*DESCRIPTION OF THE TASK*
Copy the lines below as they are; omit the images they contain.

### GIVEN RECORDS

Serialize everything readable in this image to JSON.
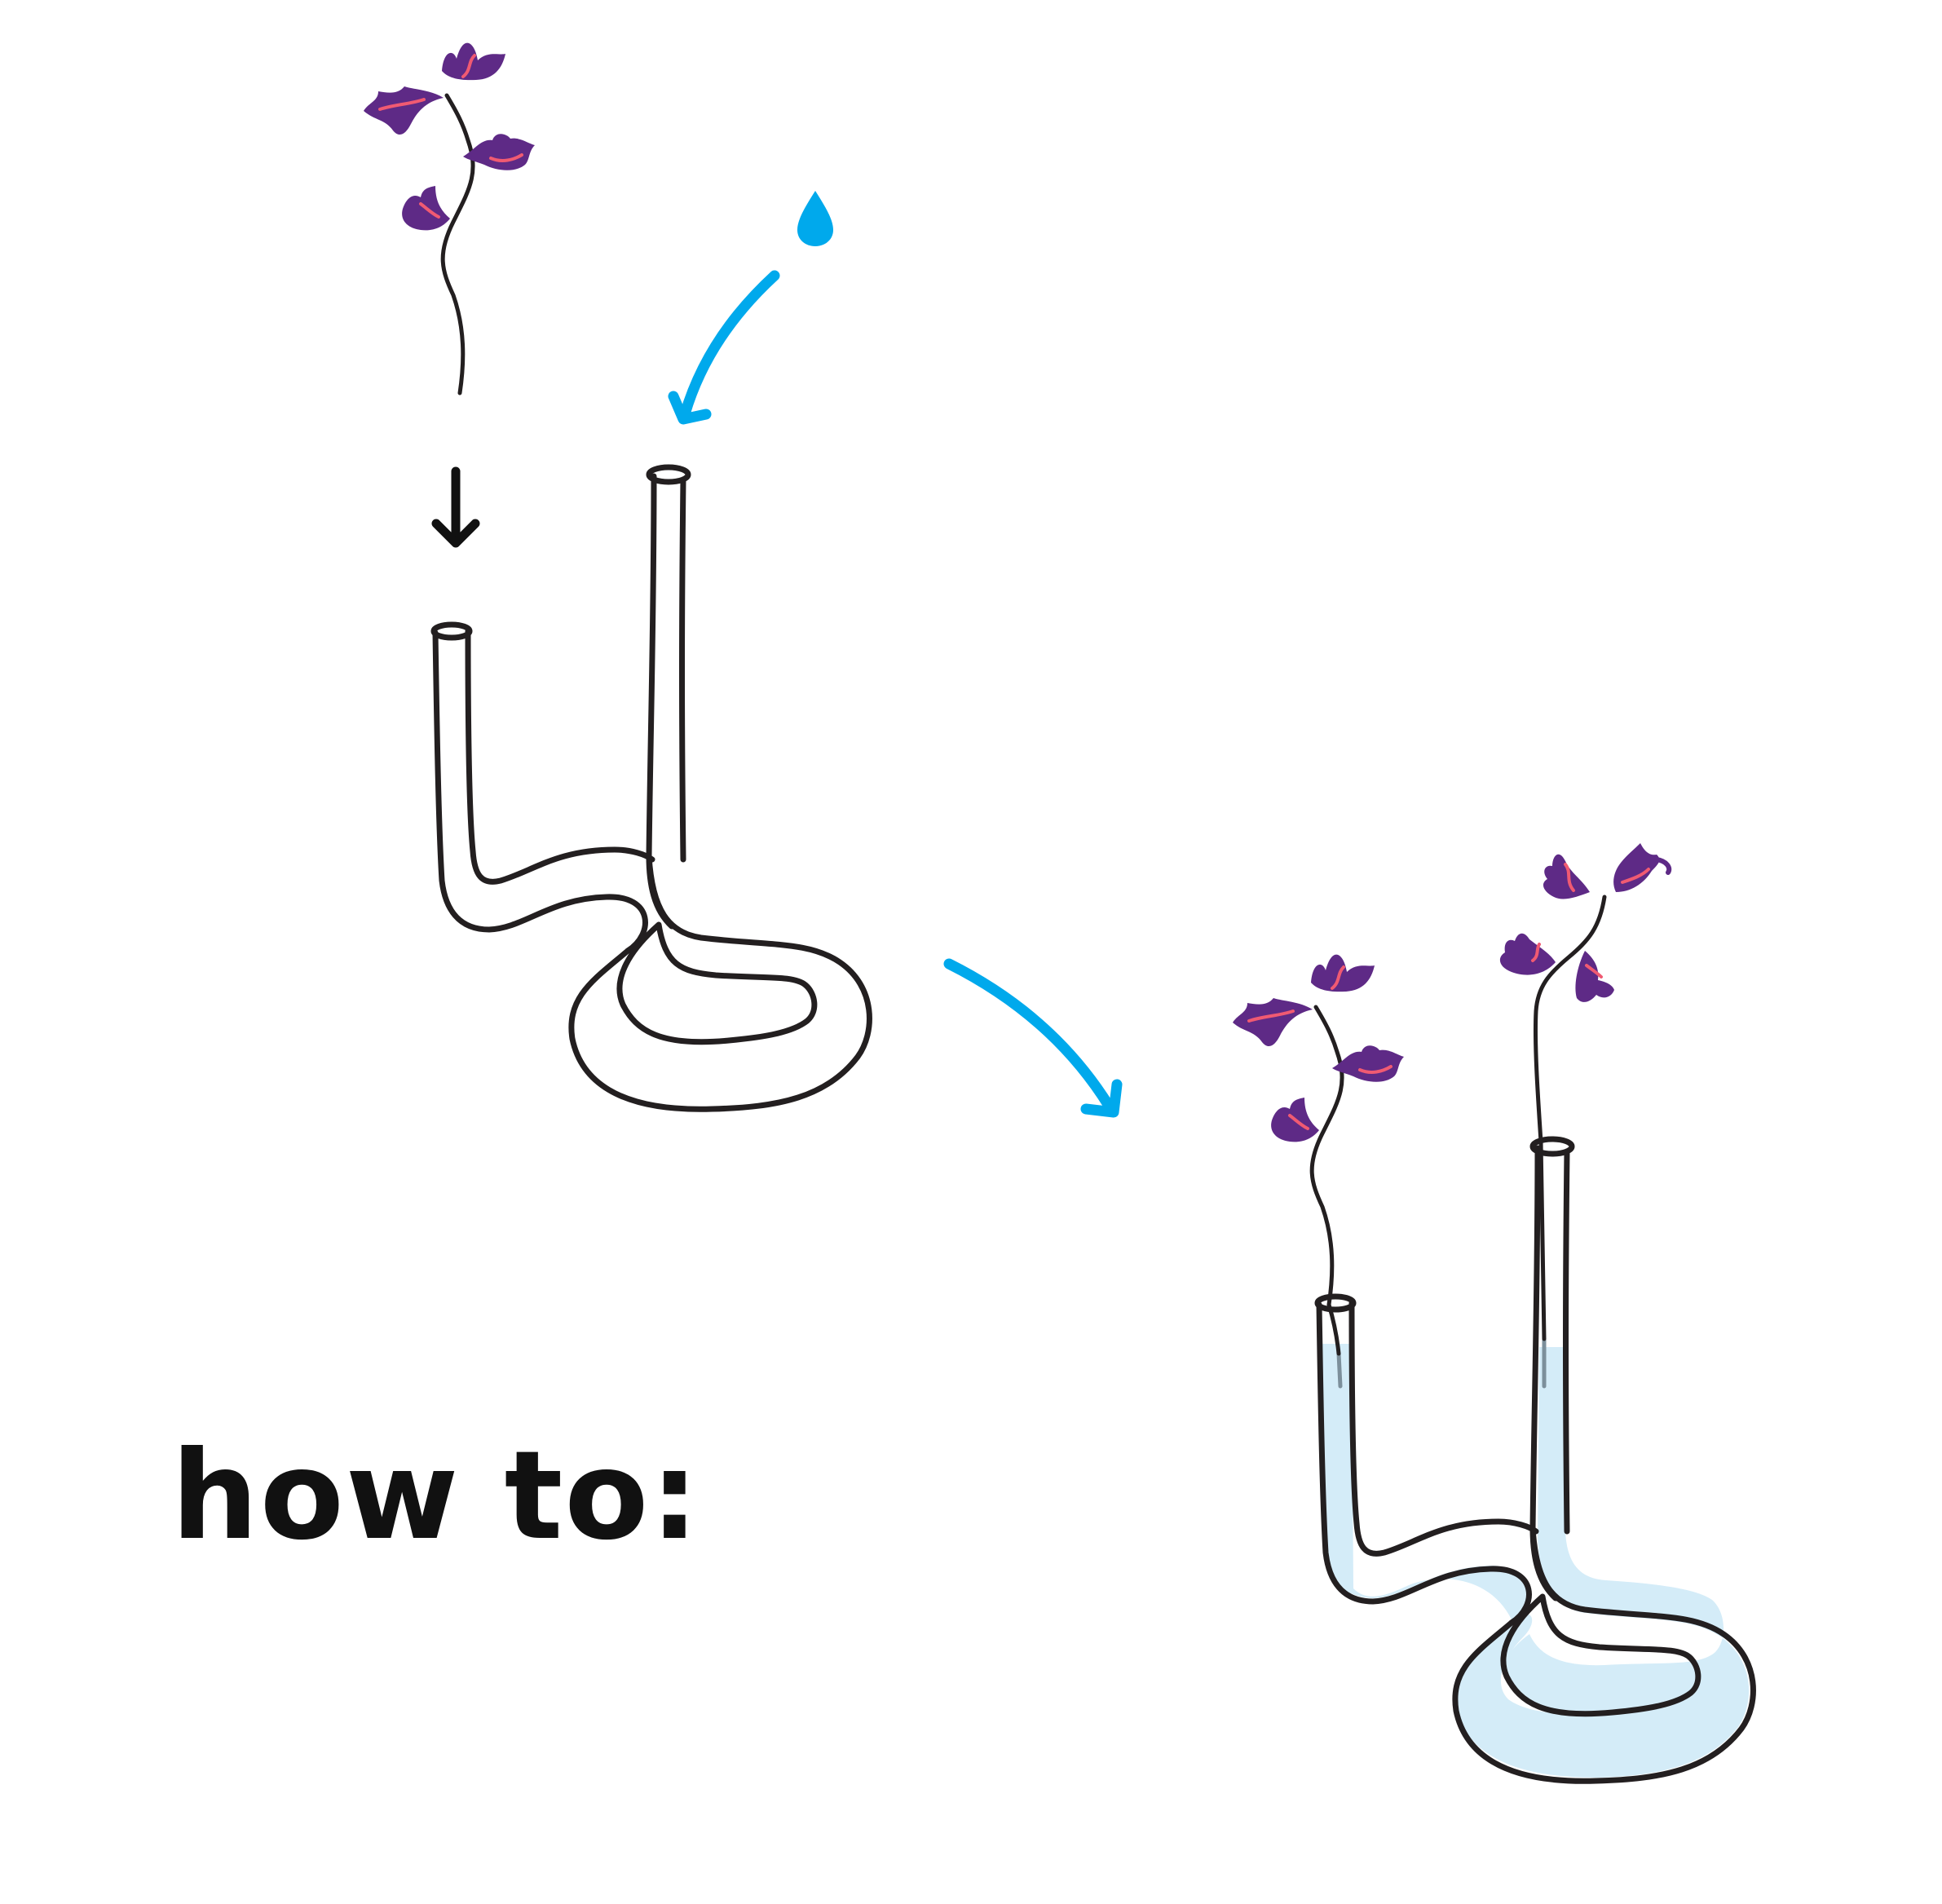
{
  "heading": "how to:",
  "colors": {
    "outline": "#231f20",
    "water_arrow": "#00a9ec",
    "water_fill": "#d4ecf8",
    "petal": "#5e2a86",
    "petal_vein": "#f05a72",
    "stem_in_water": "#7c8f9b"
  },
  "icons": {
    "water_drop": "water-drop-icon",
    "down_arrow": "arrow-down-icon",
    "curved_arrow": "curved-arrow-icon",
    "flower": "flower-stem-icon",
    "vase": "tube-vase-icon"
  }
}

######

*EXERCISE ANSWER*
Serialize everything readable in this image to JSON.
{
  "heading": "how to:",
  "colors": {
    "outline": "#231f20",
    "water_arrow": "#00a9ec",
    "water_fill": "#d4ecf8",
    "petal": "#5e2a86",
    "petal_vein": "#f05a72",
    "stem_in_water": "#7c8f9b"
  },
  "icons": {
    "water_drop": "water-drop-icon",
    "down_arrow": "arrow-down-icon",
    "curved_arrow": "curved-arrow-icon",
    "flower": "flower-stem-icon",
    "vase": "tube-vase-icon"
  }
}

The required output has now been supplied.